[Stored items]
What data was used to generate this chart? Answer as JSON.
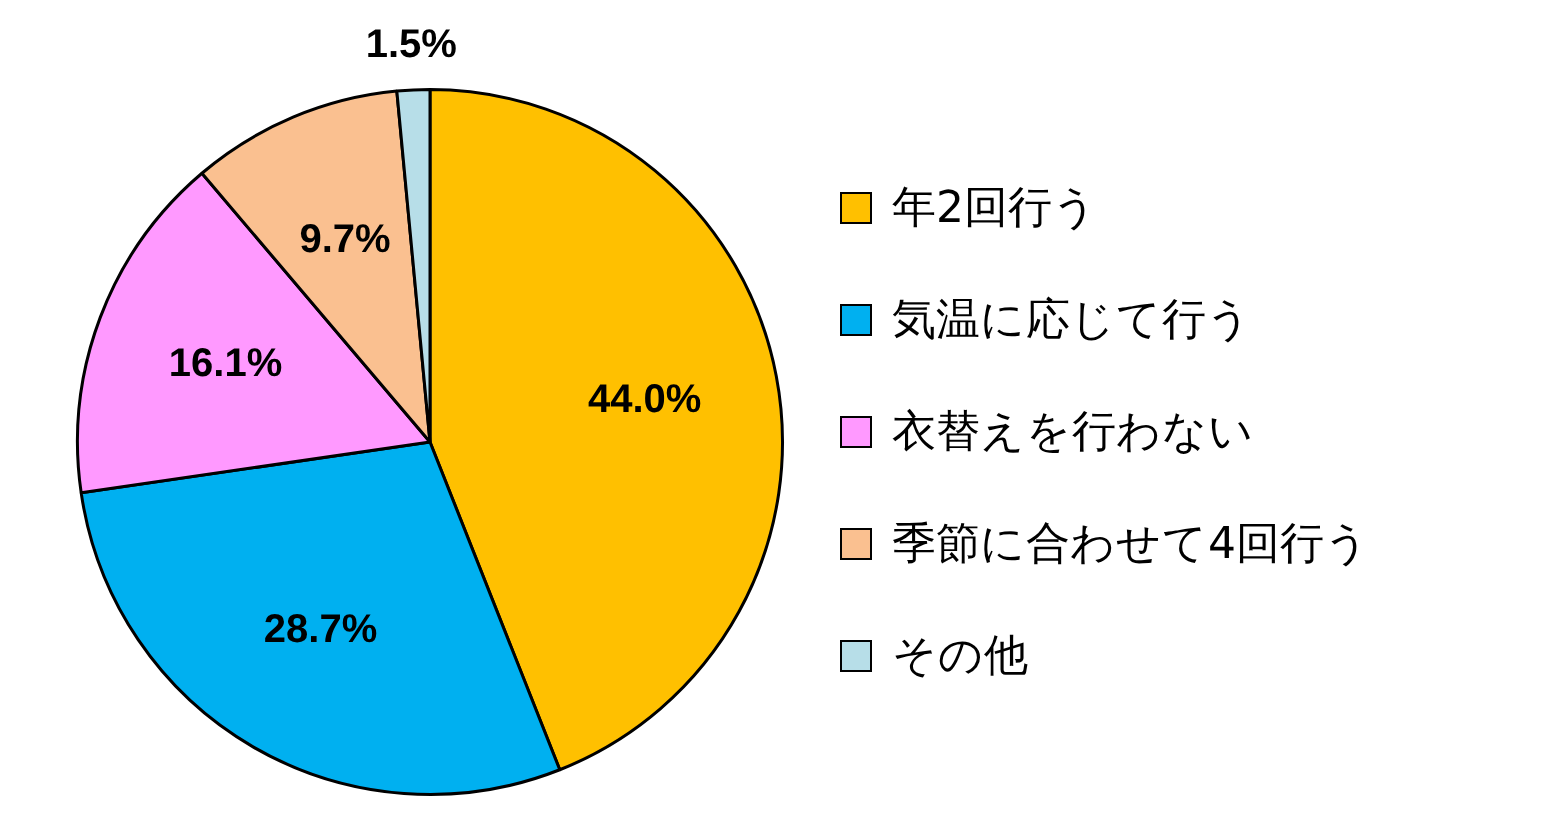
{
  "chart_data": {
    "type": "pie",
    "categories": [
      "年2回行う",
      "気温に応じて行う",
      "衣替えを行わない",
      "季節に合わせて4回行う",
      "その他"
    ],
    "values": [
      44.0,
      28.7,
      16.1,
      9.7,
      1.5
    ],
    "colors": [
      "#ffc000",
      "#00b0f0",
      "#ff99ff",
      "#fac090",
      "#b7dee8"
    ],
    "value_labels": [
      "44.0%",
      "28.7%",
      "16.1%",
      "9.7%",
      "1.5%"
    ],
    "legend": "right"
  }
}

# EXERCISE AIM:
Pictures in the data above should not be copied; transcribe everything else exactly.

# SOLUTION TO THIS PROBLEM:
What data was used to generate this chart? Answer as JSON.
{
  "chart_data": {
    "type": "pie",
    "categories": [
      "年2回行う",
      "気温に応じて行う",
      "衣替えを行わない",
      "季節に合わせて4回行う",
      "その他"
    ],
    "values": [
      44.0,
      28.7,
      16.1,
      9.7,
      1.5
    ],
    "colors": [
      "#ffc000",
      "#00b0f0",
      "#ff99ff",
      "#fac090",
      "#b7dee8"
    ],
    "value_labels": [
      "44.0%",
      "28.7%",
      "16.1%",
      "9.7%",
      "1.5%"
    ],
    "legend": "right"
  }
}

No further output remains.